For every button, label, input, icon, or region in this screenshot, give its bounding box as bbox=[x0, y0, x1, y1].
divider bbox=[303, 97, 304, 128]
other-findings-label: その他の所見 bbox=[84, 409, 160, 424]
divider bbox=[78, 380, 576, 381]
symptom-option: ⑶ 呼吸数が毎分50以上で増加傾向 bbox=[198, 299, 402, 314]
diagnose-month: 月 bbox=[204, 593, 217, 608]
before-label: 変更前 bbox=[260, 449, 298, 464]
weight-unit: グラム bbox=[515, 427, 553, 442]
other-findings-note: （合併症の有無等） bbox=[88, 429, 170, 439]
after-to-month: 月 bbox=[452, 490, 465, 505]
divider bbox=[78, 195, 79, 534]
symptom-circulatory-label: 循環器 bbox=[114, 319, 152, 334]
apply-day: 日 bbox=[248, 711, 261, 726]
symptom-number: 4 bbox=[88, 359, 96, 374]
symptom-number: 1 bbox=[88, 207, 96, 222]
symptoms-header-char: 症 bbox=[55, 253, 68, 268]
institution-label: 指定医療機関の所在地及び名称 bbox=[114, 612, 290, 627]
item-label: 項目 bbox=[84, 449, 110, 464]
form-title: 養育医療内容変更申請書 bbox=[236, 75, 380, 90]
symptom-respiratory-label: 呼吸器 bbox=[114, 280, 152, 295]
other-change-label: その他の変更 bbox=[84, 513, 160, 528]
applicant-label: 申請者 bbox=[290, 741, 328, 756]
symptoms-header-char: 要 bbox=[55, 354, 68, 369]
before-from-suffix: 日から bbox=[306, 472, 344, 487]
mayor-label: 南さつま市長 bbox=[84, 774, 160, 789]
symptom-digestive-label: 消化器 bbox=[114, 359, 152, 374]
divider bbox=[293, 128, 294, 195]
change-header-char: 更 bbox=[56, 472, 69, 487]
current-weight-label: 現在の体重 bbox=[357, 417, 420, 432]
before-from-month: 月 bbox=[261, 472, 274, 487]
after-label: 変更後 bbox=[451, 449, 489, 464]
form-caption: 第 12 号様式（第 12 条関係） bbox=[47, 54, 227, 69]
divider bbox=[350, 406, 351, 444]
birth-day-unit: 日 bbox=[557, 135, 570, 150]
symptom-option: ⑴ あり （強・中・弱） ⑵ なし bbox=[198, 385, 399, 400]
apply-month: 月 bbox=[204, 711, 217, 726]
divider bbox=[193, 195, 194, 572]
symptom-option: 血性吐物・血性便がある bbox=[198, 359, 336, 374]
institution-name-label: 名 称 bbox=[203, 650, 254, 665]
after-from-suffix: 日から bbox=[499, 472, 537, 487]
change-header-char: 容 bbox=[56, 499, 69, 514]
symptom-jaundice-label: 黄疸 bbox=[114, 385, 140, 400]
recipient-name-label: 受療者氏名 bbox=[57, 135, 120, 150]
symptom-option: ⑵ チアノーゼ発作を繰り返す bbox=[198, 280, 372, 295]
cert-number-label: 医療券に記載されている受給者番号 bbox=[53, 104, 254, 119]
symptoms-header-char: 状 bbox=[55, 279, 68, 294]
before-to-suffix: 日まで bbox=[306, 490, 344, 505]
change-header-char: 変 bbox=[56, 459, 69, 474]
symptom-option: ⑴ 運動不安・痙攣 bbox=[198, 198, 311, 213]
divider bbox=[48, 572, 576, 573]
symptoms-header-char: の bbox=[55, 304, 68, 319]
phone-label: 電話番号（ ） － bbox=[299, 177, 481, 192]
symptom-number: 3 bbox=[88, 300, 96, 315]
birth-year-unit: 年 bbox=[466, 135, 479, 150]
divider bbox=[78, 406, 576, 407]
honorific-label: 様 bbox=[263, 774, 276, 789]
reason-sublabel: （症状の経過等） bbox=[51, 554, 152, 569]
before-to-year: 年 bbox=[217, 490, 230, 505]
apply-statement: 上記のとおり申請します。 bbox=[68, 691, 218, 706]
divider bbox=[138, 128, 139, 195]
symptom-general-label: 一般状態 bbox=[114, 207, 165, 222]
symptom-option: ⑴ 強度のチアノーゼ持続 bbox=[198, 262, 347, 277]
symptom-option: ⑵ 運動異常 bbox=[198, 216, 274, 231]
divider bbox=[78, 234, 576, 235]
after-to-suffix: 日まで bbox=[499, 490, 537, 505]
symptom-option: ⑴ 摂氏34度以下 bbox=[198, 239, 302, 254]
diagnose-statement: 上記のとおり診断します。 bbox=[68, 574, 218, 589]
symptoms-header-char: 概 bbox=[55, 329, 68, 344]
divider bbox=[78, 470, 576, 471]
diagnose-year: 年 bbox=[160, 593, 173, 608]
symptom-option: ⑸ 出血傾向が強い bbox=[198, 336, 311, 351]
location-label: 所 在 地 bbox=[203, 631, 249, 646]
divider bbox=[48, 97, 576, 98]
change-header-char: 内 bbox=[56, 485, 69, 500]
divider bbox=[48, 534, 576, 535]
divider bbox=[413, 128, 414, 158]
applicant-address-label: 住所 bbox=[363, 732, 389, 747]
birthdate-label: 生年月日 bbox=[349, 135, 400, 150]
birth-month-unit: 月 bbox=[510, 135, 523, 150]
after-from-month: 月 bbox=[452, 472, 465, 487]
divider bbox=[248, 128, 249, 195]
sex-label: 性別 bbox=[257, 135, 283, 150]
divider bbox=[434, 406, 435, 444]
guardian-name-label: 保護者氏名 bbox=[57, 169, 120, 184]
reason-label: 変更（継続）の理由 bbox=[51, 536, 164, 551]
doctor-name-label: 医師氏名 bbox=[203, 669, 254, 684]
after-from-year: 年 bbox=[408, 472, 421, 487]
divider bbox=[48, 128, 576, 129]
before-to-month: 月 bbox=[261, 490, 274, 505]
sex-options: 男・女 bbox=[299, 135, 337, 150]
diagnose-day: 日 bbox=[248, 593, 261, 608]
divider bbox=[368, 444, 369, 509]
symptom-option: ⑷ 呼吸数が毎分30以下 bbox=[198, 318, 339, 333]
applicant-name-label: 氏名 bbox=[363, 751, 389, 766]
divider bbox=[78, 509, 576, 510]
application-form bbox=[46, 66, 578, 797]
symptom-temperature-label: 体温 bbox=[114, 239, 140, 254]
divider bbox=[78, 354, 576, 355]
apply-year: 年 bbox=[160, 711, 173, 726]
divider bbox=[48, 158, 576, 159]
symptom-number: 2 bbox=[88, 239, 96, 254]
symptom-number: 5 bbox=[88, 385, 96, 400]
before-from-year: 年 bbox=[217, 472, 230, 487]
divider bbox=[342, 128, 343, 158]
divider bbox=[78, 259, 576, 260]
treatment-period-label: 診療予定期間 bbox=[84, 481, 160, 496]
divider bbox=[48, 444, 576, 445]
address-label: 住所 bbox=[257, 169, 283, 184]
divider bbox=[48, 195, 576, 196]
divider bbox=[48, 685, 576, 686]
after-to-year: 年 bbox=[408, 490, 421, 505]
━━━━
* _EXERCISE_: Please copy out every line of the records above without changing a single character.

* _OUTPUT_:
For every button, label, input, icon, or region in this screenshot, give its bounding box as bbox=[x0, y0, x1, y1].
divider bbox=[303, 97, 304, 128]
other-findings-label: その他の所見 bbox=[84, 409, 160, 424]
divider bbox=[78, 380, 576, 381]
symptom-option: ⑶ 呼吸数が毎分50以上で増加傾向 bbox=[198, 299, 402, 314]
diagnose-month: 月 bbox=[204, 593, 217, 608]
before-label: 変更前 bbox=[260, 449, 298, 464]
weight-unit: グラム bbox=[515, 427, 553, 442]
other-findings-note: （合併症の有無等） bbox=[88, 429, 170, 439]
after-to-month: 月 bbox=[452, 490, 465, 505]
divider bbox=[78, 195, 79, 534]
symptom-circulatory-label: 循環器 bbox=[114, 319, 152, 334]
apply-day: 日 bbox=[248, 711, 261, 726]
symptom-number: 4 bbox=[88, 359, 96, 374]
symptom-number: 1 bbox=[88, 207, 96, 222]
symptoms-header-char: 症 bbox=[55, 253, 68, 268]
institution-label: 指定医療機関の所在地及び名称 bbox=[114, 612, 290, 627]
item-label: 項目 bbox=[84, 449, 110, 464]
form-title: 養育医療内容変更申請書 bbox=[236, 75, 380, 90]
symptom-respiratory-label: 呼吸器 bbox=[114, 280, 152, 295]
other-change-label: その他の変更 bbox=[84, 513, 160, 528]
applicant-label: 申請者 bbox=[290, 741, 328, 756]
symptoms-header-char: 要 bbox=[55, 354, 68, 369]
before-from-suffix: 日から bbox=[306, 472, 344, 487]
mayor-label: 南さつま市長 bbox=[84, 774, 160, 789]
symptom-digestive-label: 消化器 bbox=[114, 359, 152, 374]
divider bbox=[293, 128, 294, 195]
change-header-char: 更 bbox=[56, 472, 69, 487]
current-weight-label: 現在の体重 bbox=[357, 417, 420, 432]
before-from-month: 月 bbox=[261, 472, 274, 487]
after-label: 変更後 bbox=[451, 449, 489, 464]
form-caption: 第 12 号様式（第 12 条関係） bbox=[47, 54, 227, 69]
divider bbox=[350, 406, 351, 444]
birth-day-unit: 日 bbox=[557, 135, 570, 150]
symptom-option: ⑴ あり （強・中・弱） ⑵ なし bbox=[198, 385, 399, 400]
apply-month: 月 bbox=[204, 711, 217, 726]
divider bbox=[193, 195, 194, 572]
symptom-option: 血性吐物・血性便がある bbox=[198, 359, 336, 374]
institution-name-label: 名 称 bbox=[203, 650, 254, 665]
after-from-suffix: 日から bbox=[499, 472, 537, 487]
change-header-char: 容 bbox=[56, 499, 69, 514]
symptom-jaundice-label: 黄疸 bbox=[114, 385, 140, 400]
recipient-name-label: 受療者氏名 bbox=[57, 135, 120, 150]
symptom-option: ⑵ チアノーゼ発作を繰り返す bbox=[198, 280, 372, 295]
cert-number-label: 医療券に記載されている受給者番号 bbox=[53, 104, 254, 119]
symptoms-header-char: 状 bbox=[55, 279, 68, 294]
before-to-suffix: 日まで bbox=[306, 490, 344, 505]
change-header-char: 変 bbox=[56, 459, 69, 474]
symptom-option: ⑴ 運動不安・痙攣 bbox=[198, 198, 311, 213]
divider bbox=[48, 572, 576, 573]
symptoms-header-char: の bbox=[55, 304, 68, 319]
phone-label: 電話番号（ ） － bbox=[299, 177, 481, 192]
symptom-number: 3 bbox=[88, 300, 96, 315]
birth-year-unit: 年 bbox=[466, 135, 479, 150]
divider bbox=[78, 406, 576, 407]
honorific-label: 様 bbox=[263, 774, 276, 789]
reason-sublabel: （症状の経過等） bbox=[51, 554, 152, 569]
before-to-year: 年 bbox=[217, 490, 230, 505]
apply-statement: 上記のとおり申請します。 bbox=[68, 691, 218, 706]
divider bbox=[138, 128, 139, 195]
symptom-general-label: 一般状態 bbox=[114, 207, 165, 222]
symptom-option: ⑴ 強度のチアノーゼ持続 bbox=[198, 262, 347, 277]
symptom-option: ⑵ 運動異常 bbox=[198, 216, 274, 231]
divider bbox=[78, 234, 576, 235]
after-to-suffix: 日まで bbox=[499, 490, 537, 505]
symptom-option: ⑴ 摂氏34度以下 bbox=[198, 239, 302, 254]
diagnose-statement: 上記のとおり診断します。 bbox=[68, 574, 218, 589]
symptoms-header-char: 概 bbox=[55, 329, 68, 344]
divider bbox=[78, 470, 576, 471]
diagnose-year: 年 bbox=[160, 593, 173, 608]
symptom-option: ⑸ 出血傾向が強い bbox=[198, 336, 311, 351]
location-label: 所 在 地 bbox=[203, 631, 249, 646]
divider bbox=[48, 97, 576, 98]
change-header-char: 内 bbox=[56, 485, 69, 500]
divider bbox=[48, 534, 576, 535]
divider bbox=[413, 128, 414, 158]
applicant-address-label: 住所 bbox=[363, 732, 389, 747]
birthdate-label: 生年月日 bbox=[349, 135, 400, 150]
birth-month-unit: 月 bbox=[510, 135, 523, 150]
after-from-month: 月 bbox=[452, 472, 465, 487]
divider bbox=[248, 128, 249, 195]
sex-label: 性別 bbox=[257, 135, 283, 150]
divider bbox=[434, 406, 435, 444]
guardian-name-label: 保護者氏名 bbox=[57, 169, 120, 184]
reason-label: 変更（継続）の理由 bbox=[51, 536, 164, 551]
doctor-name-label: 医師氏名 bbox=[203, 669, 254, 684]
after-from-year: 年 bbox=[408, 472, 421, 487]
divider bbox=[48, 128, 576, 129]
before-to-month: 月 bbox=[261, 490, 274, 505]
sex-options: 男・女 bbox=[299, 135, 337, 150]
diagnose-day: 日 bbox=[248, 593, 261, 608]
divider bbox=[368, 444, 369, 509]
symptom-option: ⑷ 呼吸数が毎分30以下 bbox=[198, 318, 339, 333]
applicant-name-label: 氏名 bbox=[363, 751, 389, 766]
divider bbox=[78, 509, 576, 510]
application-form bbox=[46, 66, 578, 797]
symptom-temperature-label: 体温 bbox=[114, 239, 140, 254]
divider bbox=[78, 354, 576, 355]
apply-year: 年 bbox=[160, 711, 173, 726]
divider bbox=[48, 158, 576, 159]
symptom-number: 2 bbox=[88, 239, 96, 254]
symptom-number: 5 bbox=[88, 385, 96, 400]
before-from-year: 年 bbox=[217, 472, 230, 487]
divider bbox=[342, 128, 343, 158]
divider bbox=[78, 259, 576, 260]
treatment-period-label: 診療予定期間 bbox=[84, 481, 160, 496]
divider bbox=[48, 444, 576, 445]
address-label: 住所 bbox=[257, 169, 283, 184]
divider bbox=[48, 195, 576, 196]
divider bbox=[48, 685, 576, 686]
after-to-year: 年 bbox=[408, 490, 421, 505]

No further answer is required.